- Short problem
Write out each line exactly as it stands, please.

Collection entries
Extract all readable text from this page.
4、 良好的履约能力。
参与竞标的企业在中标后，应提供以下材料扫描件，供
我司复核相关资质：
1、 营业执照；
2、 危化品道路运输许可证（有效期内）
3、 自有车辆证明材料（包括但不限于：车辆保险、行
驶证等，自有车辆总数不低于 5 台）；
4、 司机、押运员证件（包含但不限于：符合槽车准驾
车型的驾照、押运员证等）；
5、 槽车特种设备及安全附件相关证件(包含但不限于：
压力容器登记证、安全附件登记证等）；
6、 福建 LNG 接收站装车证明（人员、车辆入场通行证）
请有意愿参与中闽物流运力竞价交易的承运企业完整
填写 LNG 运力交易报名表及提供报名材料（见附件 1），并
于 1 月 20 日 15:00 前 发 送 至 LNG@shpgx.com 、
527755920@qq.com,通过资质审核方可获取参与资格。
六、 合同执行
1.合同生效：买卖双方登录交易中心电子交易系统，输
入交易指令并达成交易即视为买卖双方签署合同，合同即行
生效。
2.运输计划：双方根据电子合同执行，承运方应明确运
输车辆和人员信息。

- Output for this task
Extract all readable text from this page.
4、 良好的履约能力。
参与竞标的企业在中标后，应提供以下材料扫描件，供
我司复核相关资质：
1、 营业执照；
2、 危化品道路运输许可证（有效期内）
3、 自有车辆证明材料（包括但不限于：车辆保险、行
驶证等，自有车辆总数不低于 5 台）；
4、 司机、押运员证件（包含但不限于：符合槽车准驾
车型的驾照、押运员证等）；
5、 槽车特种设备及安全附件相关证件(包含但不限于：
压力容器登记证、安全附件登记证等）；
6、 福建 LNG 接收站装车证明（人员、车辆入场通行证）
请有意愿参与中闽物流运力竞价交易的承运企业完整
填写 LNG 运力交易报名表及提供报名材料（见附件 1），并
于 1 月 20 日 15:00 前 发 送 至 LNG@shpgx.com 、
527755920@qq.com,通过资质审核方可获取参与资格。
六、 合同执行
1.合同生效：买卖双方登录交易中心电子交易系统，输
入交易指令并达成交易即视为买卖双方签署合同，合同即行
生效。
2.运输计划：双方根据电子合同执行，承运方应明确运
输车辆和人员信息。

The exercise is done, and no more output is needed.